— START OF RECORDS TO PROCESS —

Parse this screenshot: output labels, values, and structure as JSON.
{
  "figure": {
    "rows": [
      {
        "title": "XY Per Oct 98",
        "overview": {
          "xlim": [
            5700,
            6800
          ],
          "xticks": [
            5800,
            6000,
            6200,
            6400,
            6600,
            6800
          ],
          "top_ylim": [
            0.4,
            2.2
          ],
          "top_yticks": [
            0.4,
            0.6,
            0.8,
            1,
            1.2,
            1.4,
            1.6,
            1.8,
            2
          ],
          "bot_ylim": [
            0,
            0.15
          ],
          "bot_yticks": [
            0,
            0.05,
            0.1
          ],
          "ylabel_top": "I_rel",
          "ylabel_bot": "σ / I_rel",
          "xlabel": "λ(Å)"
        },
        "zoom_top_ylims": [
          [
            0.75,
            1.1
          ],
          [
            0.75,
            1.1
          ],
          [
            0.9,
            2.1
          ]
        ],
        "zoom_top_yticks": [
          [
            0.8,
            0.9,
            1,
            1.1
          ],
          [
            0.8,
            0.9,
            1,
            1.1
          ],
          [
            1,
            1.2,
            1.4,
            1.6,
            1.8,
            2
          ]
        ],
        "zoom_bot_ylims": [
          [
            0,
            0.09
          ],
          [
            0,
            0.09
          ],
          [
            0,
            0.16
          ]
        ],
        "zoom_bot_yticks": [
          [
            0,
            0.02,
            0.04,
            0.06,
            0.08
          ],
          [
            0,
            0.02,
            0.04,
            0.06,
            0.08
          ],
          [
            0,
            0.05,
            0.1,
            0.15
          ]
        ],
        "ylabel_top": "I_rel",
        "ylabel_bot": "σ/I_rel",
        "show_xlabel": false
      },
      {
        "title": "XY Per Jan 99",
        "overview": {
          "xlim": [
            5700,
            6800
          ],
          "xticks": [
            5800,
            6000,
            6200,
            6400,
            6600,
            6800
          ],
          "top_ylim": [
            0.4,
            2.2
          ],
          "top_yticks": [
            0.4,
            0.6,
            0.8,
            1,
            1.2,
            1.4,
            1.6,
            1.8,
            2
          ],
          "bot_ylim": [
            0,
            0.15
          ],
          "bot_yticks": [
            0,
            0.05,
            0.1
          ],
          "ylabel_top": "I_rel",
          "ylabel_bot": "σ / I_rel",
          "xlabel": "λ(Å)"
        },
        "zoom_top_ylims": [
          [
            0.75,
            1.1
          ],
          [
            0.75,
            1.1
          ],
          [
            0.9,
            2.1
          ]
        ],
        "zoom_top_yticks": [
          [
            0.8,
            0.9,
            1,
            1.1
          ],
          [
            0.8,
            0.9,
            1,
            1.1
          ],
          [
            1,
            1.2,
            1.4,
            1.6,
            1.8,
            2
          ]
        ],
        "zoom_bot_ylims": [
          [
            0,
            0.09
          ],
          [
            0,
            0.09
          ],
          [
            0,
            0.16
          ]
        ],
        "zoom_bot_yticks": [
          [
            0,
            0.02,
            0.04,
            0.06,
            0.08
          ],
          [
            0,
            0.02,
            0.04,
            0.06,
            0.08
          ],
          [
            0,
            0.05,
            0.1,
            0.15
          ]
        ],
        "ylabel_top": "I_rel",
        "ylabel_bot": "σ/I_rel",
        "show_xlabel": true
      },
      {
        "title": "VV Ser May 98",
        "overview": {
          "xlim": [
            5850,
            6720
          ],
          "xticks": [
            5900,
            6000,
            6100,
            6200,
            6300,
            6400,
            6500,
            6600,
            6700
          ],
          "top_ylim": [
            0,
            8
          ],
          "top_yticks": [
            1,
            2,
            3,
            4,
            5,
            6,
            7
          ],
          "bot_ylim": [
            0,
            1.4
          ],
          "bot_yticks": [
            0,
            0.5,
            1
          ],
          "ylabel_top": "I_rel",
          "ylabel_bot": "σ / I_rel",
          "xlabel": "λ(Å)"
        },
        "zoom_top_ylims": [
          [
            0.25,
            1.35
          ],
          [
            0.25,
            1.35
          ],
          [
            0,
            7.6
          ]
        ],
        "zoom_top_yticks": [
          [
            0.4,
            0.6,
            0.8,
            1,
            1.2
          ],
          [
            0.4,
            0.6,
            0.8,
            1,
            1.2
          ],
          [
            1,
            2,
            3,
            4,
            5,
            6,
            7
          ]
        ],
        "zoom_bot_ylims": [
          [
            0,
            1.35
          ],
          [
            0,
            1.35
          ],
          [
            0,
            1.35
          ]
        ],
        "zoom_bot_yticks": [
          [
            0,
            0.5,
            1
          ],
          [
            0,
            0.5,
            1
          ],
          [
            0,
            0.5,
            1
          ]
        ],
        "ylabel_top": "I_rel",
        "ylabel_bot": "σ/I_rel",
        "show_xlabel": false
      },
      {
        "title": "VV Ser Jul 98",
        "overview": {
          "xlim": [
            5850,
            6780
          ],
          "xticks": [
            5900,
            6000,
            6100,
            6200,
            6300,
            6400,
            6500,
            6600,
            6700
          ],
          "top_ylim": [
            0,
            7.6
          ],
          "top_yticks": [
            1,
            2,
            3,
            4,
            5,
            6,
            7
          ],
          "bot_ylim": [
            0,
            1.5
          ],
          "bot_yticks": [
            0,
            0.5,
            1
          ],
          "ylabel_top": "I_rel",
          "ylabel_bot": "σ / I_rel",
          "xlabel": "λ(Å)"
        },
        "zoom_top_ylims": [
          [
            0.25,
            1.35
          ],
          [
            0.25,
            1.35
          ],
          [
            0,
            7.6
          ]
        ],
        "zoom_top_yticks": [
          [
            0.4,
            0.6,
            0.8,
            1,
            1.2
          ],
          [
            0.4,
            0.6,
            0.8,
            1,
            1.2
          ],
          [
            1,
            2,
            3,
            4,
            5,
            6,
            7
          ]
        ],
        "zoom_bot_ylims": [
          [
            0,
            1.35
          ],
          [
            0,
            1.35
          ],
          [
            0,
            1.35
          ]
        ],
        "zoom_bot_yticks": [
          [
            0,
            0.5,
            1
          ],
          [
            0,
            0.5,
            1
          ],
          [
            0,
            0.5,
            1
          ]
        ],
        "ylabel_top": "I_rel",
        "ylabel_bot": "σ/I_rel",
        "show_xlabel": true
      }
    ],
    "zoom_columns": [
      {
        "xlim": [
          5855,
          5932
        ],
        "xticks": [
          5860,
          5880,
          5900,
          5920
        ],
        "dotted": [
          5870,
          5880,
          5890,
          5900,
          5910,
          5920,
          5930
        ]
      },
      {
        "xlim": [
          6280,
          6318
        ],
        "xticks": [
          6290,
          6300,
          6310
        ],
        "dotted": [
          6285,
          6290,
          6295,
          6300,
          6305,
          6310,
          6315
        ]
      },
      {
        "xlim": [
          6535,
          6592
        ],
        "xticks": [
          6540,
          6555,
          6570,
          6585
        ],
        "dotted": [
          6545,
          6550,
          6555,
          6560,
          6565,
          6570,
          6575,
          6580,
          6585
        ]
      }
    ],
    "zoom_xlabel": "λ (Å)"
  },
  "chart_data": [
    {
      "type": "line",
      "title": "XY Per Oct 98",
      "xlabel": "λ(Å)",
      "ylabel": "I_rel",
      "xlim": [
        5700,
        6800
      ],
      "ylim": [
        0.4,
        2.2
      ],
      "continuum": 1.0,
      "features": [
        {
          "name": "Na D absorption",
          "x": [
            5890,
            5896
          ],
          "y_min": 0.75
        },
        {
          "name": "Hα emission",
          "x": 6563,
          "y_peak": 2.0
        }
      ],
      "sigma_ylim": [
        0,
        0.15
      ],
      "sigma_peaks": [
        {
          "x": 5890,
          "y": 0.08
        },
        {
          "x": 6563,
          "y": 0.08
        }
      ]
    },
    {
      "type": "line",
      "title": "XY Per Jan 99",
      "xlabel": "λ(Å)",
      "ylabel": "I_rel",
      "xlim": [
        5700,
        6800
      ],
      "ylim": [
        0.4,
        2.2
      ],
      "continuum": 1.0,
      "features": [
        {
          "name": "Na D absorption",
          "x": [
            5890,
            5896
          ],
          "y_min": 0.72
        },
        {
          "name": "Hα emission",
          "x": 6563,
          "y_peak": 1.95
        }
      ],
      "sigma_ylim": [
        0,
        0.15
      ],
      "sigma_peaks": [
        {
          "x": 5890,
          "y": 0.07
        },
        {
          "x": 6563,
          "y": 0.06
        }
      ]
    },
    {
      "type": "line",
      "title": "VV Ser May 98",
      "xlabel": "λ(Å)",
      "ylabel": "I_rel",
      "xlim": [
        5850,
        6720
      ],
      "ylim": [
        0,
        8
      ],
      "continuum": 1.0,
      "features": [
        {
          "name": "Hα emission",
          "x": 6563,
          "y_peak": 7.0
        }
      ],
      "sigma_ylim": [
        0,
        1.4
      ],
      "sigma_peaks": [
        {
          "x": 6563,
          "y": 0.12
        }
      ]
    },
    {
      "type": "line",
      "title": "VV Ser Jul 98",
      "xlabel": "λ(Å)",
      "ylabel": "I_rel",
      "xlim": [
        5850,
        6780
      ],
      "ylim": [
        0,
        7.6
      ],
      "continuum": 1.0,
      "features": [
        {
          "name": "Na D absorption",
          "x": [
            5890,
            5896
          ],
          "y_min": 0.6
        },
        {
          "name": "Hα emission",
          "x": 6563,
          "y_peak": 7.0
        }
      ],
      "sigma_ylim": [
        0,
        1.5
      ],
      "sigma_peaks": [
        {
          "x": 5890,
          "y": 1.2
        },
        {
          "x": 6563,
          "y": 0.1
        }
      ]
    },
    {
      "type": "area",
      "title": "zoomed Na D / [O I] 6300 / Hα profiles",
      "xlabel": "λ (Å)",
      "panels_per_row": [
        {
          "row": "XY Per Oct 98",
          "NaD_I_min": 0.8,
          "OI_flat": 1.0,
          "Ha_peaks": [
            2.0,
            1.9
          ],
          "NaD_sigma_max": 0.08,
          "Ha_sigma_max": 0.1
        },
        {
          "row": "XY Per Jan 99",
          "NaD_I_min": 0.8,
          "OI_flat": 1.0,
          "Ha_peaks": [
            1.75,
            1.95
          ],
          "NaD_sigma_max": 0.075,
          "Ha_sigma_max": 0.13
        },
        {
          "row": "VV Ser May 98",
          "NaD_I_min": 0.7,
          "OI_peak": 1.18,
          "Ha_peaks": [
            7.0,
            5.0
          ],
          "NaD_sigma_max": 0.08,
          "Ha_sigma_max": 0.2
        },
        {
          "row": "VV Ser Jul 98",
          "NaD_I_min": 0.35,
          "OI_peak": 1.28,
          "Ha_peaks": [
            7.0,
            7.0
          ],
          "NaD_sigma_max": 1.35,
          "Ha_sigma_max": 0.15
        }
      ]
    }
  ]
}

— END OF RECORDS TO PROCESS —
— START OF RECORDS TO PROCESS —

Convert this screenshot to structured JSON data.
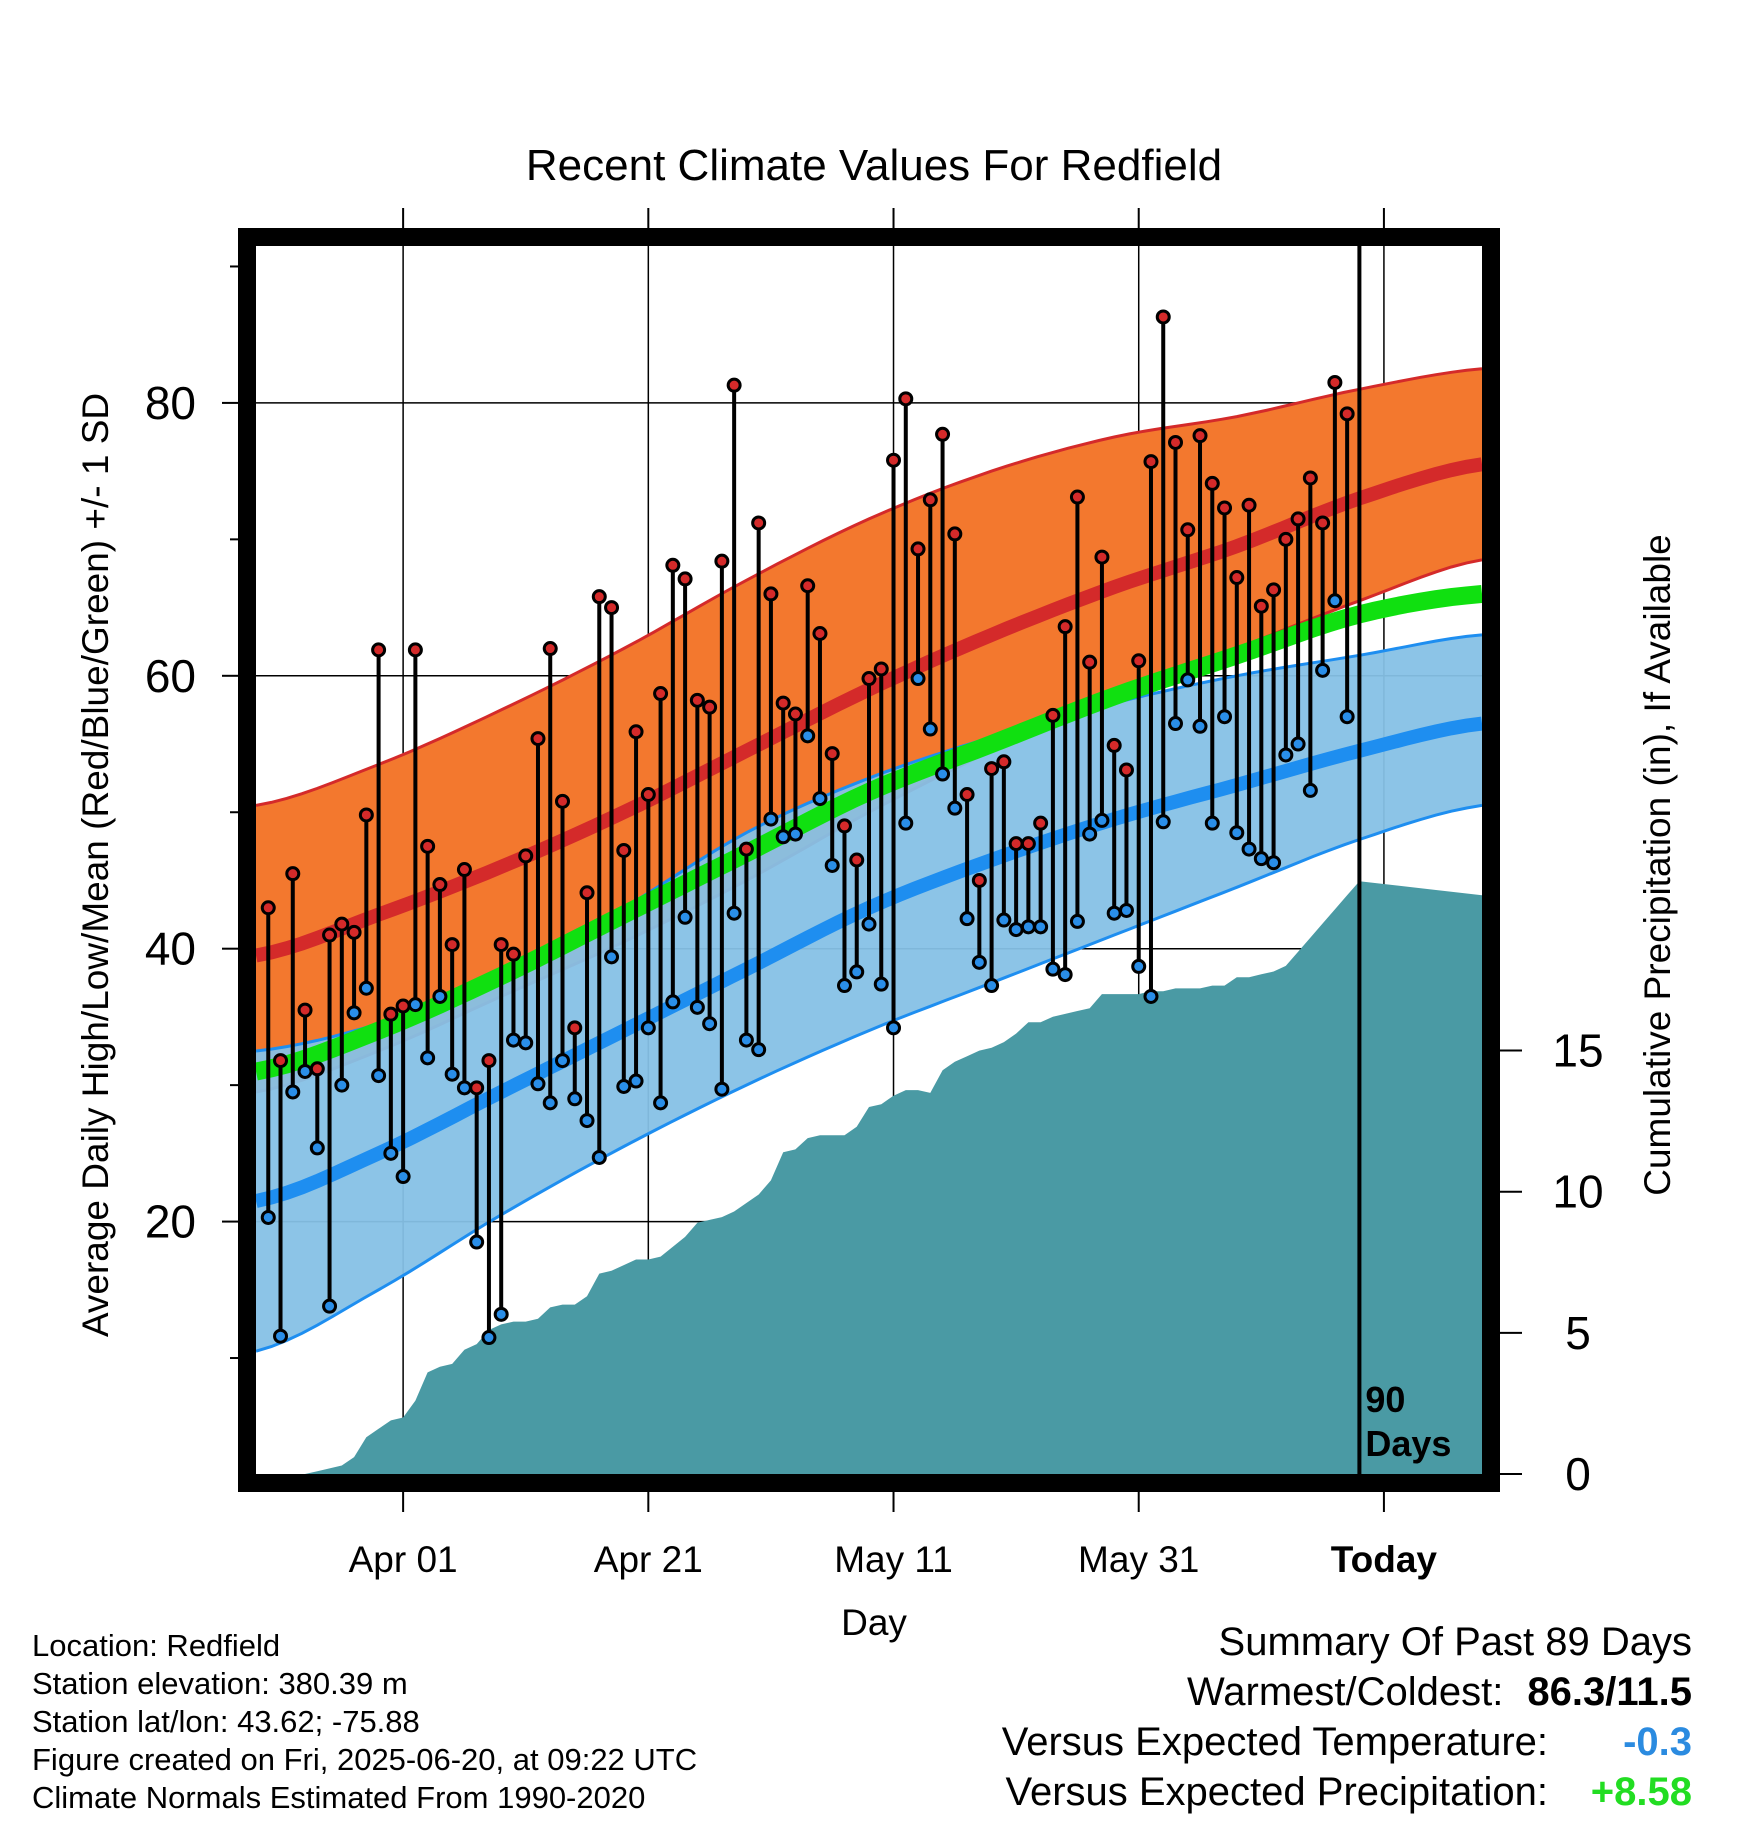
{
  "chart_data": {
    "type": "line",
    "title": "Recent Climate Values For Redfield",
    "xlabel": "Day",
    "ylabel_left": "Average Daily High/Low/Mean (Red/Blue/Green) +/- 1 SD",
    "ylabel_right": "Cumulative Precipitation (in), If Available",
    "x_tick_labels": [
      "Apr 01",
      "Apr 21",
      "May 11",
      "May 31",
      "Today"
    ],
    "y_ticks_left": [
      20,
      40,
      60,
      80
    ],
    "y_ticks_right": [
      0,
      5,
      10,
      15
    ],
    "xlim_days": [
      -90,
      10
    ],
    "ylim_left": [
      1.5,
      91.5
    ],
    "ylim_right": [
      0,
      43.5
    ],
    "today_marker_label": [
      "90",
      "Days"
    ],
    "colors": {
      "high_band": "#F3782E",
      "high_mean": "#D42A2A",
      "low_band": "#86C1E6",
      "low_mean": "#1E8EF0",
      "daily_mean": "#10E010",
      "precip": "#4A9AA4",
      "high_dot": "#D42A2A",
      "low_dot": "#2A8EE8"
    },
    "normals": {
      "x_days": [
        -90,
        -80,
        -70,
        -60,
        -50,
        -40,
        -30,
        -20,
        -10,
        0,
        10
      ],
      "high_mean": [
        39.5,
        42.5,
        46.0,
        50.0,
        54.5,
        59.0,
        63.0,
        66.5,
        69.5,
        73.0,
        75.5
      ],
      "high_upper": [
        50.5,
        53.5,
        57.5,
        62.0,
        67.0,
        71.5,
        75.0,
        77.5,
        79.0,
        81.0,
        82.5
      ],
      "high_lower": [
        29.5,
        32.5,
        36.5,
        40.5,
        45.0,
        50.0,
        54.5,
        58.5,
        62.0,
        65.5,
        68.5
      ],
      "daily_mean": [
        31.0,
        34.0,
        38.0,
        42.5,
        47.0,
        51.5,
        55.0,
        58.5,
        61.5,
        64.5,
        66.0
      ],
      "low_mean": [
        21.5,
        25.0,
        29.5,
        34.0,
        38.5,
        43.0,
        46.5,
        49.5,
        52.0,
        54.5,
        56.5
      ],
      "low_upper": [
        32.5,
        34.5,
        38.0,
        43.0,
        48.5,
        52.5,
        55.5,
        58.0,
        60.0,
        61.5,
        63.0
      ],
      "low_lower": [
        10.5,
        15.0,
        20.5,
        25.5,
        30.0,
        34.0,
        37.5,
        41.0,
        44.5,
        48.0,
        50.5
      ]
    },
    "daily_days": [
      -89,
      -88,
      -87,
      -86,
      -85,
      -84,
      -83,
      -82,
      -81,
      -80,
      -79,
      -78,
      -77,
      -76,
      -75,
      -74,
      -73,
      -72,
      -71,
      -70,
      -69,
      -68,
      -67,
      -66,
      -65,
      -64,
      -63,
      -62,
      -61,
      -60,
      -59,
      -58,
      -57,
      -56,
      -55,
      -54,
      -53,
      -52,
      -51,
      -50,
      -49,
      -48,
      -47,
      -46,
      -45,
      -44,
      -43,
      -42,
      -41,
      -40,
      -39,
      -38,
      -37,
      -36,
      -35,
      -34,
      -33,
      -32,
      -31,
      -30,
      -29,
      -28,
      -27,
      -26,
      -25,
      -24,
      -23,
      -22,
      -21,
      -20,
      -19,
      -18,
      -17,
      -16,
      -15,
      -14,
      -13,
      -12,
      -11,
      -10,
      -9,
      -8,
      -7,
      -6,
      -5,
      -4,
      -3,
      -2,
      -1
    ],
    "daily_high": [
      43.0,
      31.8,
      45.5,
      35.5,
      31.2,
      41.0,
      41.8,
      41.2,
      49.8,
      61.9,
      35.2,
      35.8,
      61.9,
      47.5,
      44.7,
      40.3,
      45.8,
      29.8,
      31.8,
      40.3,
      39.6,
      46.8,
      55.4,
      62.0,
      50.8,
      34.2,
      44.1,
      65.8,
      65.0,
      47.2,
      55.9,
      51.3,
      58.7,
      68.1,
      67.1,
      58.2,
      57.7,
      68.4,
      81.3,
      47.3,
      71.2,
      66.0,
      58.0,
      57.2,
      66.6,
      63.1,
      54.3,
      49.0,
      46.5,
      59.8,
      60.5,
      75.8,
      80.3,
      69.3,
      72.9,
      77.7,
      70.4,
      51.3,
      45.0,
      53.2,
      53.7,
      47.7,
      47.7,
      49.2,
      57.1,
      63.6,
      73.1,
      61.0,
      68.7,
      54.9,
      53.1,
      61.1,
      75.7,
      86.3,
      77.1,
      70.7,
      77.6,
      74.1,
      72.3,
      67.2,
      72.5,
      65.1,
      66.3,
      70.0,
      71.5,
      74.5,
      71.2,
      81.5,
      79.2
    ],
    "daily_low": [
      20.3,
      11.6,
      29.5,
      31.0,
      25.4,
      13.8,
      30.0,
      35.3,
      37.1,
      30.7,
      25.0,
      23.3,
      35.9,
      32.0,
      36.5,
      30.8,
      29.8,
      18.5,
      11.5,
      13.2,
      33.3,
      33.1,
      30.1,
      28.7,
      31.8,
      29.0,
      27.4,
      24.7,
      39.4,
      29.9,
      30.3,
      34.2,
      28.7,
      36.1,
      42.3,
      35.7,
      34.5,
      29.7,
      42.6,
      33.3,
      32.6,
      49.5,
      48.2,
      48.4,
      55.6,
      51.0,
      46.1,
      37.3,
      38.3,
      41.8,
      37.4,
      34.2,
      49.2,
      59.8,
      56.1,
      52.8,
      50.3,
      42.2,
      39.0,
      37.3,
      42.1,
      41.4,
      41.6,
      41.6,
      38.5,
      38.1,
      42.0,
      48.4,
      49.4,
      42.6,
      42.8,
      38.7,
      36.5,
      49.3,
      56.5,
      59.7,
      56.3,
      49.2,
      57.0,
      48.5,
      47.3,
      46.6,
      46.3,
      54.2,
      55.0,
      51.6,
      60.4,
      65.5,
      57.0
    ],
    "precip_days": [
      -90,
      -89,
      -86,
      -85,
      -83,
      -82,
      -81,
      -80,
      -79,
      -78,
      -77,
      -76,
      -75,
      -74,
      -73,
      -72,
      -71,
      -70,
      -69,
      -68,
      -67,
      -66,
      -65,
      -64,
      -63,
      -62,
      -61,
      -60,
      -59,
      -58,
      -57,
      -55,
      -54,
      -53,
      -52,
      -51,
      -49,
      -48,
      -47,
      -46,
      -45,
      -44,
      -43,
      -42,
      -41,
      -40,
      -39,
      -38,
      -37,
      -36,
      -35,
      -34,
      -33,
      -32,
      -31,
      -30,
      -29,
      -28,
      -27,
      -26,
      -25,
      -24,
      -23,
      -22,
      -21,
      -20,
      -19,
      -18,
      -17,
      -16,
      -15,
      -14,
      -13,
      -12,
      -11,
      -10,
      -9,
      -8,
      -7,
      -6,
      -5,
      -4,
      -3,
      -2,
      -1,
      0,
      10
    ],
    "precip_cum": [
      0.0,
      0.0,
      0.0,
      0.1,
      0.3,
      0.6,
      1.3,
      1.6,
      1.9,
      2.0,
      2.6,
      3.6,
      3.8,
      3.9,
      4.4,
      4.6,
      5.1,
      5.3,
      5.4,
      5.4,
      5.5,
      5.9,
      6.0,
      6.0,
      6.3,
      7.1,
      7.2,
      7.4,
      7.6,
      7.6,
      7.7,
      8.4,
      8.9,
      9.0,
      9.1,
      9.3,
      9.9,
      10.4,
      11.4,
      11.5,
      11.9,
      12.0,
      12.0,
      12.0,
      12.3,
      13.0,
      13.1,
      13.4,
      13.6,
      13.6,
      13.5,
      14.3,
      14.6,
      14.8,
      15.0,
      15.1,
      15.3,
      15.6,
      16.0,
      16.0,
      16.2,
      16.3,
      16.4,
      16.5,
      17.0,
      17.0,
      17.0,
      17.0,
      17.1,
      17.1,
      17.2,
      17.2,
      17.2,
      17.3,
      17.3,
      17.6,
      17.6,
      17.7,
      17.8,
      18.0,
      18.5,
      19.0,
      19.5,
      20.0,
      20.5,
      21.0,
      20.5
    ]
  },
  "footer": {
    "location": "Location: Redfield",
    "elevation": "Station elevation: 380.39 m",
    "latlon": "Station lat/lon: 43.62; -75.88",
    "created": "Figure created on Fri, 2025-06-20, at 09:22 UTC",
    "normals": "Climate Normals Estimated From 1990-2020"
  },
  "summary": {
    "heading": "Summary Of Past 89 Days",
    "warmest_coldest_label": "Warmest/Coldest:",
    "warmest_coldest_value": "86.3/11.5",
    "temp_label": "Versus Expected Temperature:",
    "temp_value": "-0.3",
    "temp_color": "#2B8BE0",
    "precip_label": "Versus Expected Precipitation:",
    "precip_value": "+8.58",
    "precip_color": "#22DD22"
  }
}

— END OF RECORDS TO PROCESS —

**YOUR OBJECTIVE**
Identify each line in the entries with the word "title" and copy it.

**CORRECT RESPONSE**
        "title": "XY Per Oct 98",
        "title": "XY Per Jan 99",
        "title": "VV Ser May 98",
        "title": "VV Ser Jul 98",
      "title": "XY Per Oct 98",
      "title": "XY Per Jan 99",
      "title": "VV Ser May 98",
      "title": "VV Ser Jul 98",
      "title": "zoomed Na D / [O I] 6300 / Hα profiles",
    "title": "Recent Climate Values For Redfield",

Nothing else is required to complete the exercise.